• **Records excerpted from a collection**
════
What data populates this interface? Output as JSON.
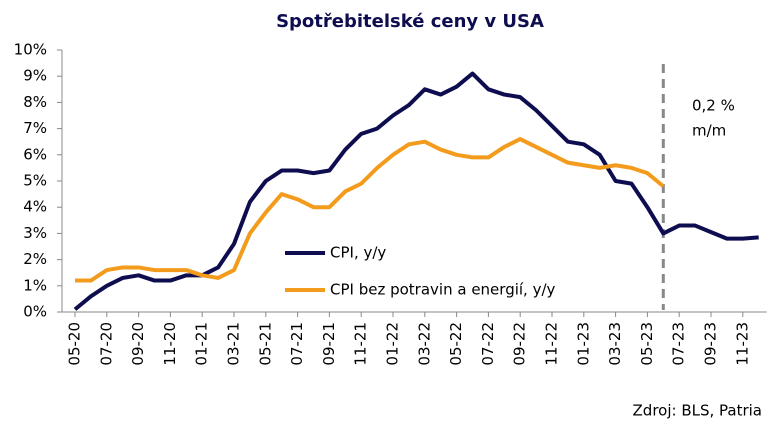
{
  "chart_data": {
    "type": "line",
    "title": "Spotřebitelské ceny v USA",
    "categories": [
      "05-20",
      null,
      "07-20",
      null,
      "09-20",
      null,
      "11-20",
      null,
      "01-21",
      null,
      "03-21",
      null,
      "05-21",
      null,
      "07-21",
      null,
      "09-21",
      null,
      "11-21",
      null,
      "01-22",
      null,
      "03-22",
      null,
      "05-22",
      null,
      "07-22",
      null,
      "09-22",
      null,
      "11-22",
      null,
      "01-23",
      null,
      "03-23",
      null,
      "05-23",
      null,
      "07-23",
      null,
      "09-23",
      null,
      "11-23",
      null
    ],
    "series": [
      {
        "name": "CPI, y/y",
        "color": "#0d0d4f",
        "values": [
          0.1,
          0.6,
          1.0,
          1.3,
          1.4,
          1.2,
          1.2,
          1.4,
          1.4,
          1.7,
          2.6,
          4.2,
          5.0,
          5.4,
          5.4,
          5.3,
          5.4,
          6.2,
          6.8,
          7.0,
          7.5,
          7.9,
          8.5,
          8.3,
          8.6,
          9.1,
          8.5,
          8.3,
          8.2,
          7.7,
          7.1,
          6.5,
          6.4,
          6.0,
          5.0,
          4.9,
          4.0,
          3.0,
          3.3,
          3.3,
          3.05,
          2.8,
          2.8,
          2.85
        ]
      },
      {
        "name": "CPI bez potravin a energií, y/y",
        "color": "#f29b1c",
        "values": [
          1.2,
          1.2,
          1.6,
          1.7,
          1.7,
          1.6,
          1.6,
          1.6,
          1.4,
          1.3,
          1.6,
          3.0,
          3.8,
          4.5,
          4.3,
          4.0,
          4.0,
          4.6,
          4.9,
          5.5,
          6.0,
          6.4,
          6.5,
          6.2,
          6.0,
          5.9,
          5.9,
          6.3,
          6.6,
          6.3,
          6.0,
          5.7,
          5.6,
          5.5,
          5.6,
          5.5,
          5.3,
          4.8,
          null,
          null,
          null,
          null,
          null,
          null
        ]
      }
    ],
    "ylim": [
      0,
      10
    ],
    "yticks": [
      {
        "value": 0,
        "label": "0%"
      },
      {
        "value": 1,
        "label": "1%"
      },
      {
        "value": 2,
        "label": "2%"
      },
      {
        "value": 3,
        "label": "3%"
      },
      {
        "value": 4,
        "label": "4%"
      },
      {
        "value": 5,
        "label": "5%"
      },
      {
        "value": 6,
        "label": "6%"
      },
      {
        "value": 7,
        "label": "7%"
      },
      {
        "value": 8,
        "label": "8%"
      },
      {
        "value": 9,
        "label": "9%"
      },
      {
        "value": 10,
        "label": "10%"
      }
    ],
    "annotation": [
      "0,2 %",
      "m/m"
    ],
    "source": "Zdroj: BLS, Patria"
  }
}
════
• **WRITTEN TASK**
Write the listing out a second time exactly, dropping all images.

• **THE COMPLETED TASK**
What data populates this interface? Output as JSON.
{
  "chart_data": {
    "type": "line",
    "title": "Spotřebitelské ceny v USA",
    "categories": [
      "05-20",
      null,
      "07-20",
      null,
      "09-20",
      null,
      "11-20",
      null,
      "01-21",
      null,
      "03-21",
      null,
      "05-21",
      null,
      "07-21",
      null,
      "09-21",
      null,
      "11-21",
      null,
      "01-22",
      null,
      "03-22",
      null,
      "05-22",
      null,
      "07-22",
      null,
      "09-22",
      null,
      "11-22",
      null,
      "01-23",
      null,
      "03-23",
      null,
      "05-23",
      null,
      "07-23",
      null,
      "09-23",
      null,
      "11-23",
      null
    ],
    "series": [
      {
        "name": "CPI, y/y",
        "color": "#0d0d4f",
        "values": [
          0.1,
          0.6,
          1.0,
          1.3,
          1.4,
          1.2,
          1.2,
          1.4,
          1.4,
          1.7,
          2.6,
          4.2,
          5.0,
          5.4,
          5.4,
          5.3,
          5.4,
          6.2,
          6.8,
          7.0,
          7.5,
          7.9,
          8.5,
          8.3,
          8.6,
          9.1,
          8.5,
          8.3,
          8.2,
          7.7,
          7.1,
          6.5,
          6.4,
          6.0,
          5.0,
          4.9,
          4.0,
          3.0,
          3.3,
          3.3,
          3.05,
          2.8,
          2.8,
          2.85
        ]
      },
      {
        "name": "CPI bez potravin a energií, y/y",
        "color": "#f29b1c",
        "values": [
          1.2,
          1.2,
          1.6,
          1.7,
          1.7,
          1.6,
          1.6,
          1.6,
          1.4,
          1.3,
          1.6,
          3.0,
          3.8,
          4.5,
          4.3,
          4.0,
          4.0,
          4.6,
          4.9,
          5.5,
          6.0,
          6.4,
          6.5,
          6.2,
          6.0,
          5.9,
          5.9,
          6.3,
          6.6,
          6.3,
          6.0,
          5.7,
          5.6,
          5.5,
          5.6,
          5.5,
          5.3,
          4.8,
          null,
          null,
          null,
          null,
          null,
          null
        ]
      }
    ],
    "ylim": [
      0,
      10
    ],
    "yticks": [
      {
        "value": 0,
        "label": "0%"
      },
      {
        "value": 1,
        "label": "1%"
      },
      {
        "value": 2,
        "label": "2%"
      },
      {
        "value": 3,
        "label": "3%"
      },
      {
        "value": 4,
        "label": "4%"
      },
      {
        "value": 5,
        "label": "5%"
      },
      {
        "value": 6,
        "label": "6%"
      },
      {
        "value": 7,
        "label": "7%"
      },
      {
        "value": 8,
        "label": "8%"
      },
      {
        "value": 9,
        "label": "9%"
      },
      {
        "value": 10,
        "label": "10%"
      }
    ],
    "annotation": [
      "0,2 %",
      "m/m"
    ],
    "source": "Zdroj: BLS, Patria"
  }
}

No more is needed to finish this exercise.